> _Task directions_
Find and copy each line of the records where the string "EDUKACJA" shows up.

start Information shown

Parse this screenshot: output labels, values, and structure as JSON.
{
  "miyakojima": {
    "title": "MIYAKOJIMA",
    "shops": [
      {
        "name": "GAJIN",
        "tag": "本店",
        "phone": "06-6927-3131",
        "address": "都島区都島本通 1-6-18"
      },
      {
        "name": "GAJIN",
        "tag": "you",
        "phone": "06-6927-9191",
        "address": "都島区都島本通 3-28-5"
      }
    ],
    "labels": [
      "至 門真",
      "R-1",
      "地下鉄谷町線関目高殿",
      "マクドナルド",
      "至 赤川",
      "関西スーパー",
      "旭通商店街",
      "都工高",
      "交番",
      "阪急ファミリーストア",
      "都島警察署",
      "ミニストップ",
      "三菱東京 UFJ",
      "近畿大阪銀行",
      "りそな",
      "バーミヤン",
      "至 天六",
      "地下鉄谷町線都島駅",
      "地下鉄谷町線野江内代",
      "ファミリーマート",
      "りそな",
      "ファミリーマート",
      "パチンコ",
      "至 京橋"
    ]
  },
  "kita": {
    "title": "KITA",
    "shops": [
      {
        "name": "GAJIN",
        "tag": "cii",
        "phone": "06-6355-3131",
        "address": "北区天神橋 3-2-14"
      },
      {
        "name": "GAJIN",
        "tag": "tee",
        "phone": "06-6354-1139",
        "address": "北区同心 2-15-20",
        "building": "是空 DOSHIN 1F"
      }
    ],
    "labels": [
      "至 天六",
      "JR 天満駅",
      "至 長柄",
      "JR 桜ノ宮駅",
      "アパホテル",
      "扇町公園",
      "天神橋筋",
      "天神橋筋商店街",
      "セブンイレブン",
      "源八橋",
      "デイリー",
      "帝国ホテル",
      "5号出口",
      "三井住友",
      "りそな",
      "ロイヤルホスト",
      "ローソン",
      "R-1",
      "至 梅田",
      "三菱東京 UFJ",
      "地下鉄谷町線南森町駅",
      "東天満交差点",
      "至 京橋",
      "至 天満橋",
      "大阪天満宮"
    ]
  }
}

end Information shown
start Information shown

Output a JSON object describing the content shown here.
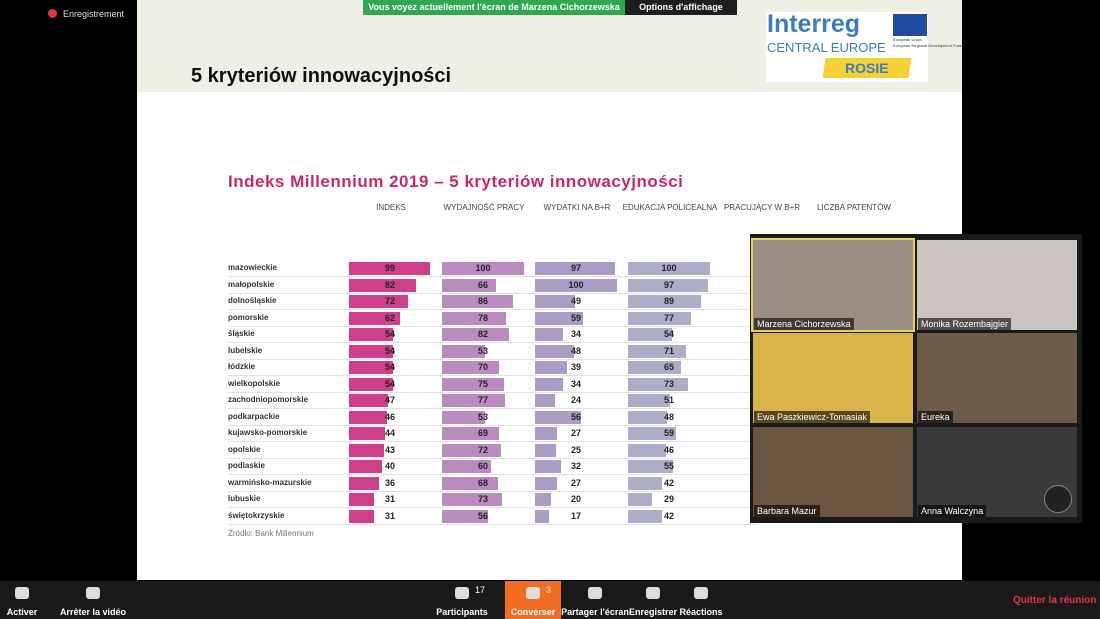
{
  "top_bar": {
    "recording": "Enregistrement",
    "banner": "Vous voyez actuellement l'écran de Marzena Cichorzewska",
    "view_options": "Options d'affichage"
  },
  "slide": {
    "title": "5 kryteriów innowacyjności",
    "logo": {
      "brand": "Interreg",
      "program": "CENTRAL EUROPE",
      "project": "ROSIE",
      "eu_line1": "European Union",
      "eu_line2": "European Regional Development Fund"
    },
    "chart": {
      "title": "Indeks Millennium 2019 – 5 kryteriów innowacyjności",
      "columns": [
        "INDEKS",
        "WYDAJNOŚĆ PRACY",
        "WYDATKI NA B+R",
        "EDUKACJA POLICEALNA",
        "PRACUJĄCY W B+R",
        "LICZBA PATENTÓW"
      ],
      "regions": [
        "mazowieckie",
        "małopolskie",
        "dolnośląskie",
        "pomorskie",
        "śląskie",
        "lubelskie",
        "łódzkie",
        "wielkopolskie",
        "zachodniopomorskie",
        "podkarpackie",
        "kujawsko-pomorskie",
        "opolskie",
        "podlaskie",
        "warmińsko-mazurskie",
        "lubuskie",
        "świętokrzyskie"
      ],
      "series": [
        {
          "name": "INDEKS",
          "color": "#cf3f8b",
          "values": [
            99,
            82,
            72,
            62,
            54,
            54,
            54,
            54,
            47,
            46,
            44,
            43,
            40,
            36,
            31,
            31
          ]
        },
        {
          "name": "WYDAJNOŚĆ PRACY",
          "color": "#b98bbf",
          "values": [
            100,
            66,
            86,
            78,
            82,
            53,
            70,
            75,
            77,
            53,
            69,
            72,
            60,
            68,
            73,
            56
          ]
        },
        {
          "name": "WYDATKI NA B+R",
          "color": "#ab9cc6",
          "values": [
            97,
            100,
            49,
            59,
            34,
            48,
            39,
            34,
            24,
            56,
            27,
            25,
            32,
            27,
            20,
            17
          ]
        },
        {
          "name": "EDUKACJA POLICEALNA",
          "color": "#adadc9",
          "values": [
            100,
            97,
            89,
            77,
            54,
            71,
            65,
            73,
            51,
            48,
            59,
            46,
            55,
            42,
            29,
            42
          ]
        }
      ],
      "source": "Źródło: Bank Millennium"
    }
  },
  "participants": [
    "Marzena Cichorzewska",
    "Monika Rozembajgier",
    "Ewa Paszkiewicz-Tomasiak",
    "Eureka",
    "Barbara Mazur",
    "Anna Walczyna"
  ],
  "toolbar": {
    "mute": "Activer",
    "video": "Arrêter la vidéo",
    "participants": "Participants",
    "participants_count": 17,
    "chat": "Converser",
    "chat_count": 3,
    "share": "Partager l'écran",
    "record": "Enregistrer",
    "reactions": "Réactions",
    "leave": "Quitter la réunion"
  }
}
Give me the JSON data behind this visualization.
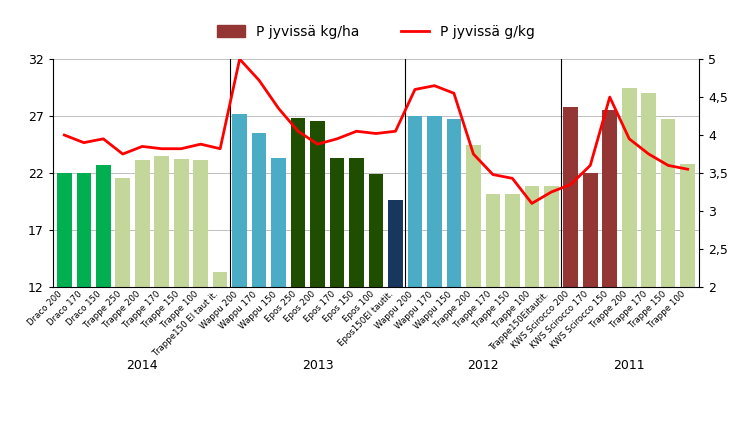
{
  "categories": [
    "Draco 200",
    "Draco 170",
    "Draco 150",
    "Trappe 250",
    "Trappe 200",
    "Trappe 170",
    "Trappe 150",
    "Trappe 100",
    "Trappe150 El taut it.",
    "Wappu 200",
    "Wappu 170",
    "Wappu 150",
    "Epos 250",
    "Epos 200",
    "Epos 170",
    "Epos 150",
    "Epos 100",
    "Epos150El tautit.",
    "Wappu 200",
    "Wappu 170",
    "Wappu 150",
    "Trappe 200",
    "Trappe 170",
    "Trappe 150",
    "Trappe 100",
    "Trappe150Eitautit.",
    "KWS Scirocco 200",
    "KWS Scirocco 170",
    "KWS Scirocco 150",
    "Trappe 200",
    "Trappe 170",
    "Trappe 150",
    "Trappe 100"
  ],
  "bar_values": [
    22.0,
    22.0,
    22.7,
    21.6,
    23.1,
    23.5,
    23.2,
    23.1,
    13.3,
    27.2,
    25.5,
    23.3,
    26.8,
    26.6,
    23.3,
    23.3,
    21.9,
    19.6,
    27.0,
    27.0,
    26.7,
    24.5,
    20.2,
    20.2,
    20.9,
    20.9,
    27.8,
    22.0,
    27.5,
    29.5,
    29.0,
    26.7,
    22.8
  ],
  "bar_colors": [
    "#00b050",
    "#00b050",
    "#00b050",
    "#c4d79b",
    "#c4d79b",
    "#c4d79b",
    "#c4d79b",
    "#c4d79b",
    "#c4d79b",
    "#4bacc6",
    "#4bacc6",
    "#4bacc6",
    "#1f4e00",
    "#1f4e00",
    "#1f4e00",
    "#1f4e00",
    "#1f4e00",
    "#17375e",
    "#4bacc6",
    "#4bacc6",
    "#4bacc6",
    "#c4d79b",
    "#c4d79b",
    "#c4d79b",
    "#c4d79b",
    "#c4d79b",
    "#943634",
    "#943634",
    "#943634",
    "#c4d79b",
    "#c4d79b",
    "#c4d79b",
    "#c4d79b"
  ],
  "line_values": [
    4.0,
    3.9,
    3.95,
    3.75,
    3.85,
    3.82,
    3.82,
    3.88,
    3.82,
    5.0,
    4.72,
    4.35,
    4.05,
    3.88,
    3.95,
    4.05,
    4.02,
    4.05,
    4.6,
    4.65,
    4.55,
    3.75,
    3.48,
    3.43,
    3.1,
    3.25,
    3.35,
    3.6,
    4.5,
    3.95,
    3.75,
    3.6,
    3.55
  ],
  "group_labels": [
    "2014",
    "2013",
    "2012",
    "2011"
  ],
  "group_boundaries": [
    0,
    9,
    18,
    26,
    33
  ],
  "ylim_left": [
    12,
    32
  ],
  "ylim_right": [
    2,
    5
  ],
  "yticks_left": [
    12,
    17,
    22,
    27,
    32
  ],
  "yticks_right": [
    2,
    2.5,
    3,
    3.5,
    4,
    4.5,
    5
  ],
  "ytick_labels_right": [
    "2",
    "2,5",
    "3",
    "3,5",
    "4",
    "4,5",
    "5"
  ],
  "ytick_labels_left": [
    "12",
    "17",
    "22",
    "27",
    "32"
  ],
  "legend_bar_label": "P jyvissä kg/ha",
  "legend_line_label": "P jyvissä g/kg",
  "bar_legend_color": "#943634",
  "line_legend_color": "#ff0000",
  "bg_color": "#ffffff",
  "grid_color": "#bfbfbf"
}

end Information shown
start Information shown

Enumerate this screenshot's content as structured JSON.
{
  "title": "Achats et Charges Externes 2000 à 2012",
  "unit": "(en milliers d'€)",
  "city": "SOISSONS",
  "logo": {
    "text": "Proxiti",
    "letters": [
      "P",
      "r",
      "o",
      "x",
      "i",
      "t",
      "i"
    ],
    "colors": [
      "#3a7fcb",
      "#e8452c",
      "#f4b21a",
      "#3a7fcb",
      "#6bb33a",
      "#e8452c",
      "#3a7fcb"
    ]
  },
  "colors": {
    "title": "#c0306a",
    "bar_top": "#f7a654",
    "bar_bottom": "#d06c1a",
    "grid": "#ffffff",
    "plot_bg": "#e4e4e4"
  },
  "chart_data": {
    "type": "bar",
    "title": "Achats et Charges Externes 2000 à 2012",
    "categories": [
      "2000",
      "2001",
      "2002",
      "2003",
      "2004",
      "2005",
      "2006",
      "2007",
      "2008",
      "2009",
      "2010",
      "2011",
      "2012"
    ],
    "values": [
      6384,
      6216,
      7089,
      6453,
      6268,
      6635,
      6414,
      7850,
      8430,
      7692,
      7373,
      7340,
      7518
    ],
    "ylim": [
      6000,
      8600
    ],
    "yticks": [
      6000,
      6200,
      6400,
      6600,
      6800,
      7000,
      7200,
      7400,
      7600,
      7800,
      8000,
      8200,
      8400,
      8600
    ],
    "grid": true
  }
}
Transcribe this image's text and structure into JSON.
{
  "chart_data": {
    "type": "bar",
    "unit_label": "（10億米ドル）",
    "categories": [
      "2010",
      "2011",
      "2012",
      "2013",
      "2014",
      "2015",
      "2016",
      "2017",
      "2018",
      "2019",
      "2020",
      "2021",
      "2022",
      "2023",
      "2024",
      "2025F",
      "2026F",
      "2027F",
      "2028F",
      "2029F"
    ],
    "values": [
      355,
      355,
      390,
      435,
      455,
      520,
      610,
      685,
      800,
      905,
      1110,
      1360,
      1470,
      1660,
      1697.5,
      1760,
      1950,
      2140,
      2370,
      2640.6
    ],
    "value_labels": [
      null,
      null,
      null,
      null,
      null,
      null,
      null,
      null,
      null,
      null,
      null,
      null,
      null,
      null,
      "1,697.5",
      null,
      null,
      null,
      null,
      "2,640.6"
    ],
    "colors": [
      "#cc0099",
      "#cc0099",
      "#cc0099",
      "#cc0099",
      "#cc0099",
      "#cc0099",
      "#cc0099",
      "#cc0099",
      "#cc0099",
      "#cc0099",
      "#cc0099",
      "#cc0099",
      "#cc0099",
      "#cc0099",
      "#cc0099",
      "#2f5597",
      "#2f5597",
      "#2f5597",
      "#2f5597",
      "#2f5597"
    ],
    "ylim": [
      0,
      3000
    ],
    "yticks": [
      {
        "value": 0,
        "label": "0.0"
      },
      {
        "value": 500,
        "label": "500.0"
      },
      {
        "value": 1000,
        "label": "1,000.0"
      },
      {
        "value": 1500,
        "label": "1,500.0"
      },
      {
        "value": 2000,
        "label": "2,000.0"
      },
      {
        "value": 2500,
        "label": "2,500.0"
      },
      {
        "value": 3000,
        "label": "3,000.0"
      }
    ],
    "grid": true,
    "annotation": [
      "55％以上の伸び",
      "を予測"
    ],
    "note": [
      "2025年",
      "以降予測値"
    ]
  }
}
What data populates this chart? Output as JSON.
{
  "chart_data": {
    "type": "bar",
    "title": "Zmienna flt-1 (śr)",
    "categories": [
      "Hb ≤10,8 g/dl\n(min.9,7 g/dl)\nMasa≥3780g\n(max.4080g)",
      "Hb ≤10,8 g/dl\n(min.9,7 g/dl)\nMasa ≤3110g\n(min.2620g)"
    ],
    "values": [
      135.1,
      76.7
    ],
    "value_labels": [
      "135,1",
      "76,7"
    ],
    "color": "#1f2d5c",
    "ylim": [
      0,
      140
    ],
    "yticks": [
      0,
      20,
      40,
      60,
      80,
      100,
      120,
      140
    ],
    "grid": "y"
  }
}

end Information shown

> _Answer to the problem_
        "EDUKACJA POLICEALNA",
          "name": "EDUKACJA POLICEALNA",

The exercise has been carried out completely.